(Data records)

--------------------

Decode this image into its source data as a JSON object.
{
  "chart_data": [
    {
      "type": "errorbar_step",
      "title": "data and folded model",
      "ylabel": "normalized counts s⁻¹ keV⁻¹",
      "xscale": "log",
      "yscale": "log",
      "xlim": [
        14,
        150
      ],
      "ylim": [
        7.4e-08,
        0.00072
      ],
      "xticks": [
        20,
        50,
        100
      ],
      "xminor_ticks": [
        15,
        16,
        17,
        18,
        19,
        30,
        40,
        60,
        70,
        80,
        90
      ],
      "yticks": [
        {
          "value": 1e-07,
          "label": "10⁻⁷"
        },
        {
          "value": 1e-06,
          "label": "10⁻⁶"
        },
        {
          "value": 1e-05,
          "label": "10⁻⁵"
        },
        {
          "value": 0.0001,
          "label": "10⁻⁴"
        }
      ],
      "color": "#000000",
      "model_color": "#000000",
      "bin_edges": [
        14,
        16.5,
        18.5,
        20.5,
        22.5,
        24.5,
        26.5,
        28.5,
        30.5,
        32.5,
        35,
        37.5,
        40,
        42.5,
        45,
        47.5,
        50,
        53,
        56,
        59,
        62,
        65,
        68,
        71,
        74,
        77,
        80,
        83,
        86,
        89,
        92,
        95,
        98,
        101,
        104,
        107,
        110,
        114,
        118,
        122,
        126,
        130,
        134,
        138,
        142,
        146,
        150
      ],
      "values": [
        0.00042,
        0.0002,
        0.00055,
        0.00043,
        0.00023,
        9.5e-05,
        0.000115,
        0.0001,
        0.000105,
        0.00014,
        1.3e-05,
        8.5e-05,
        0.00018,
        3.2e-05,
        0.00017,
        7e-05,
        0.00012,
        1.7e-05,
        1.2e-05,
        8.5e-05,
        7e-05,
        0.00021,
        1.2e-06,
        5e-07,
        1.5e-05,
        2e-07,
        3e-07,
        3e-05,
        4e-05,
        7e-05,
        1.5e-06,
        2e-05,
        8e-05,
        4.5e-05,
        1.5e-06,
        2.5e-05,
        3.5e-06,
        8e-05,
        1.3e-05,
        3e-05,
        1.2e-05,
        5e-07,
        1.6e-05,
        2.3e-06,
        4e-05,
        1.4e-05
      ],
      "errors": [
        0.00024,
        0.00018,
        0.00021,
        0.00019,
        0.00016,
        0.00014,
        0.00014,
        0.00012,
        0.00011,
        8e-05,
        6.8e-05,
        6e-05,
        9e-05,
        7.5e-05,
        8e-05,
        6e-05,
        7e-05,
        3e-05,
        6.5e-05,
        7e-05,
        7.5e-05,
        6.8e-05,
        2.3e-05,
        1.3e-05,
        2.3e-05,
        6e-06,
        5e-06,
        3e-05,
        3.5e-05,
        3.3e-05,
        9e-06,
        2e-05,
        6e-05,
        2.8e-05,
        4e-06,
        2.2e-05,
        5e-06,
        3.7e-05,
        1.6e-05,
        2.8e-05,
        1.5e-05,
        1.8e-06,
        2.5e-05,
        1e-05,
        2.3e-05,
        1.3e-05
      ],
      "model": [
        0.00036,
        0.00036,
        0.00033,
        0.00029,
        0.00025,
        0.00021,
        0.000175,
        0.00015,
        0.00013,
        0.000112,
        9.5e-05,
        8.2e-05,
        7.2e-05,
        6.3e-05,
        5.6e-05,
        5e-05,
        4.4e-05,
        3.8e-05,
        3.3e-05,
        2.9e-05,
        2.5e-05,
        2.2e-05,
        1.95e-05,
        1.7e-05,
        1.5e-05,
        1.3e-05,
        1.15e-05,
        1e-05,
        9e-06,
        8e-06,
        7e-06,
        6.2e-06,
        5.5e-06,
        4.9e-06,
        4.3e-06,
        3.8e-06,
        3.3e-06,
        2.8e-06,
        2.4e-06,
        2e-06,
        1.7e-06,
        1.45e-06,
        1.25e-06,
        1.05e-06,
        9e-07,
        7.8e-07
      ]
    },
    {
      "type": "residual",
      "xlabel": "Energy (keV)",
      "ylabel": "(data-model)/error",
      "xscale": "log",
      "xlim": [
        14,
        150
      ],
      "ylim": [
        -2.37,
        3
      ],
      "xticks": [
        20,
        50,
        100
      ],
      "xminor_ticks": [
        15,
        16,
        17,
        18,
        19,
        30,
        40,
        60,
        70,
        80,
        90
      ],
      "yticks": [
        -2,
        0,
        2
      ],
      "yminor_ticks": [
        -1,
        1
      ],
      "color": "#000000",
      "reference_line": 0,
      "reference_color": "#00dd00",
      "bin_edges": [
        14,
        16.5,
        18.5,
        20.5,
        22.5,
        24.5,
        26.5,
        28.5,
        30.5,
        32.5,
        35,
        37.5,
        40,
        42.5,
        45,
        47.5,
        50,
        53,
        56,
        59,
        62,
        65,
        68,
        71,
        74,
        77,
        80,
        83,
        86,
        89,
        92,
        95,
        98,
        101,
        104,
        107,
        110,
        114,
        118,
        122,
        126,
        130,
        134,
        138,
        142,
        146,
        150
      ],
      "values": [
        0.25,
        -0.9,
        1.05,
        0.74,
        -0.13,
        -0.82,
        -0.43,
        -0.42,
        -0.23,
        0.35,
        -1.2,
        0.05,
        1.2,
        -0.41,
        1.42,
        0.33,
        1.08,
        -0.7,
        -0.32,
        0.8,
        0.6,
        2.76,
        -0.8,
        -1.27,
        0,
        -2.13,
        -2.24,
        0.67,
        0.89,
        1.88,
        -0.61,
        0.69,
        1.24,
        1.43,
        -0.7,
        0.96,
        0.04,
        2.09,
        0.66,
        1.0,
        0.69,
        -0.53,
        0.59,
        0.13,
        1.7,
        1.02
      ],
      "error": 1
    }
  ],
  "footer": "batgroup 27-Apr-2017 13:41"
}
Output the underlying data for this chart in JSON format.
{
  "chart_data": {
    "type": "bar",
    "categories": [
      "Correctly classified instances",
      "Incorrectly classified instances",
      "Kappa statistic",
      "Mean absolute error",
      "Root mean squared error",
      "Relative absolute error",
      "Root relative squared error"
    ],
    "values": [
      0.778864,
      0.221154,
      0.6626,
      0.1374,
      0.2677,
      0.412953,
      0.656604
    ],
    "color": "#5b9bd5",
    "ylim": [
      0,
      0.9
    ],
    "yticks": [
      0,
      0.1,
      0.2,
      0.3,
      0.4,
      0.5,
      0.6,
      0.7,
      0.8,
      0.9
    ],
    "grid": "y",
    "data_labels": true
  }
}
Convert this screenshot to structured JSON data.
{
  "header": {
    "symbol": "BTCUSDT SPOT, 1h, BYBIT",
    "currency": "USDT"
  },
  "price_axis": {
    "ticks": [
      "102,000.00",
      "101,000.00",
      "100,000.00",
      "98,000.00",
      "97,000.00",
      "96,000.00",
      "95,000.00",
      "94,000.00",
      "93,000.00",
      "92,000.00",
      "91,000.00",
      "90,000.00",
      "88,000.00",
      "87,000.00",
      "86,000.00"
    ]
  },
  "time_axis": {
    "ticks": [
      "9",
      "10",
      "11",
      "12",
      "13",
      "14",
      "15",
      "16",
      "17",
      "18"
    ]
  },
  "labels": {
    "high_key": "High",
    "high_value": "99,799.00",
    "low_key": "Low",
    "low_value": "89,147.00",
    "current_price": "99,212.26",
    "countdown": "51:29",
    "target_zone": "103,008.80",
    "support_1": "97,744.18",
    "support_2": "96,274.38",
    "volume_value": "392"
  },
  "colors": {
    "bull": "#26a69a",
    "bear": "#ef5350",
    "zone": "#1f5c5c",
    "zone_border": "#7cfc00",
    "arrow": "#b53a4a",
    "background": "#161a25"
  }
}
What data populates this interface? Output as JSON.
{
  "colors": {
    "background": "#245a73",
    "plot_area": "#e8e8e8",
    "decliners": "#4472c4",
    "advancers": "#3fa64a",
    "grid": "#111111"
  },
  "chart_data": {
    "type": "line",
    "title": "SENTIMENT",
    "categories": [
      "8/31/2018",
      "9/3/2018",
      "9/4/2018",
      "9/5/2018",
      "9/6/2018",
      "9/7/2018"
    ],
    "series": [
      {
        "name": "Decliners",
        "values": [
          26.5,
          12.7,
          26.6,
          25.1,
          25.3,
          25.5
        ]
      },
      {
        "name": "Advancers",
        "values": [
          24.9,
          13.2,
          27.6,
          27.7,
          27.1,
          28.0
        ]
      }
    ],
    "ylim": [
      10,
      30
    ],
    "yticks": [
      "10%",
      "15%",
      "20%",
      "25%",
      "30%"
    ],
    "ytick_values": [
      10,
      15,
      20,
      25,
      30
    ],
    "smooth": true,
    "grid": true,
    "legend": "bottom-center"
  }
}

--------------------

(The task)
Find the lines of the material that hold the word "true" and report their count alone.

(Task output)
3